# TASK TO COMPLETE:
Restate all of the data exactly.

# RECORDS SUPPLIED:
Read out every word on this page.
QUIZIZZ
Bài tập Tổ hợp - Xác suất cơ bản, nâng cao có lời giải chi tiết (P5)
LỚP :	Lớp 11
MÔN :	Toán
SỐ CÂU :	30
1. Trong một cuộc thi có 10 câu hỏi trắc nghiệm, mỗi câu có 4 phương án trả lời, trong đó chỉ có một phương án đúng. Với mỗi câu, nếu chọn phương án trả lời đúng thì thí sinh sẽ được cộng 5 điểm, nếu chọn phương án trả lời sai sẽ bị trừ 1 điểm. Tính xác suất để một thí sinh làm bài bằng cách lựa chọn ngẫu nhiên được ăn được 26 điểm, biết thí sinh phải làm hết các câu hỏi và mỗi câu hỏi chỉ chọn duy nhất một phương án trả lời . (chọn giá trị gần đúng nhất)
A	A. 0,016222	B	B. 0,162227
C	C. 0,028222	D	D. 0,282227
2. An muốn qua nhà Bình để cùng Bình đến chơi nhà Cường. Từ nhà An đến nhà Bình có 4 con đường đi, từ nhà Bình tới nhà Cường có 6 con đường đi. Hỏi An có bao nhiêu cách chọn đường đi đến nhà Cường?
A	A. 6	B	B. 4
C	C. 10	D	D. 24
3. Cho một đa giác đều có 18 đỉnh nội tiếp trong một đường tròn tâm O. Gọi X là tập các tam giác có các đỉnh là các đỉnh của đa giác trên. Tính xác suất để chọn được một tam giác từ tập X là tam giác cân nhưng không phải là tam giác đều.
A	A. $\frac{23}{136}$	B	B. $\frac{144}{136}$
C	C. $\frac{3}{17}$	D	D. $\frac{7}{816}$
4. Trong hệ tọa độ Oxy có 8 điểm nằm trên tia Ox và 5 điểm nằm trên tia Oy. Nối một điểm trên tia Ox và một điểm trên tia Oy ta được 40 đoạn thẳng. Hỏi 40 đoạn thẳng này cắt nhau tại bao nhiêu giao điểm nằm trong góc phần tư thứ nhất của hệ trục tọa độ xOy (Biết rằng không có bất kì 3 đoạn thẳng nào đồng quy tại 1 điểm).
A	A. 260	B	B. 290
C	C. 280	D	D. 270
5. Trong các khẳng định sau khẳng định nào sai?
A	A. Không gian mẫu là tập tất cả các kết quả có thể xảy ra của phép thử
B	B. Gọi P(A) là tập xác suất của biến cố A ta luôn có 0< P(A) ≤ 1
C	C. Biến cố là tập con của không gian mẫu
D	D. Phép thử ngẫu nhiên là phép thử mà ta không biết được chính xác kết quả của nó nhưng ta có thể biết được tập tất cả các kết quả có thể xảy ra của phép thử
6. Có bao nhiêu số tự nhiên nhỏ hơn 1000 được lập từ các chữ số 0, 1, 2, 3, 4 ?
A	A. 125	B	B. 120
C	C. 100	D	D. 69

# SOLVED EXERCISE:
Read out every word on this page.
QUIZIZZ
Bài tập Tổ hợp - Xác suất cơ bản, nâng cao có lời giải chi tiết (P5)
LỚP :	Lớp 11
MÔN :	Toán
SỐ CÂU :	30
1. Trong một cuộc thi có 10 câu hỏi trắc nghiệm, mỗi câu có 4 phương án trả lời, trong đó chỉ có một phương án đúng. Với mỗi câu, nếu chọn phương án trả lời đúng thì thí sinh sẽ được cộng 5 điểm, nếu chọn phương án trả lời sai sẽ bị trừ 1 điểm. Tính xác suất để một thí sinh làm bài bằng cách lựa chọn ngẫu nhiên được ăn được 26 điểm, biết thí sinh phải làm hết các câu hỏi và mỗi câu hỏi chỉ chọn duy nhất một phương án trả lời . (chọn giá trị gần đúng nhất)
A	A. 0,016222	B	B. 0,162227
C	C. 0,028222	D	D. 0,282227
2. An muốn qua nhà Bình để cùng Bình đến chơi nhà Cường. Từ nhà An đến nhà Bình có 4 con đường đi, từ nhà Bình tới nhà Cường có 6 con đường đi. Hỏi An có bao nhiêu cách chọn đường đi đến nhà Cường?
A	A. 6	B	B. 4
C	C. 10	D	D. 24
3. Cho một đa giác đều có 18 đỉnh nội tiếp trong một đường tròn tâm O. Gọi X là tập các tam giác có các đỉnh là các đỉnh của đa giác trên. Tính xác suất để chọn được một tam giác từ tập X là tam giác cân nhưng không phải là tam giác đều.
A	A. $\frac{23}{136}$	B	B. $\frac{144}{136}$
C	C. $\frac{3}{17}$	D	D. $\frac{7}{816}$
4. Trong hệ tọa độ Oxy có 8 điểm nằm trên tia Ox và 5 điểm nằm trên tia Oy. Nối một điểm trên tia Ox và một điểm trên tia Oy ta được 40 đoạn thẳng. Hỏi 40 đoạn thẳng này cắt nhau tại bao nhiêu giao điểm nằm trong góc phần tư thứ nhất của hệ trục tọa độ xOy (Biết rằng không có bất kì 3 đoạn thẳng nào đồng quy tại 1 điểm).
A	A. 260	B	B. 290
C	C. 280	D	D. 270
5. Trong các khẳng định sau khẳng định nào sai?
A	A. Không gian mẫu là tập tất cả các kết quả có thể xảy ra của phép thử
B	B. Gọi P(A) là tập xác suất của biến cố A ta luôn có 0< P(A) ≤ 1
C	C. Biến cố là tập con của không gian mẫu
D	D. Phép thử ngẫu nhiên là phép thử mà ta không biết được chính xác kết quả của nó nhưng ta có thể biết được tập tất cả các kết quả có thể xảy ra của phép thử
6. Có bao nhiêu số tự nhiên nhỏ hơn 1000 được lập từ các chữ số 0, 1, 2, 3, 4 ?
A	A. 125	B	B. 120
C	C. 100	D	D. 69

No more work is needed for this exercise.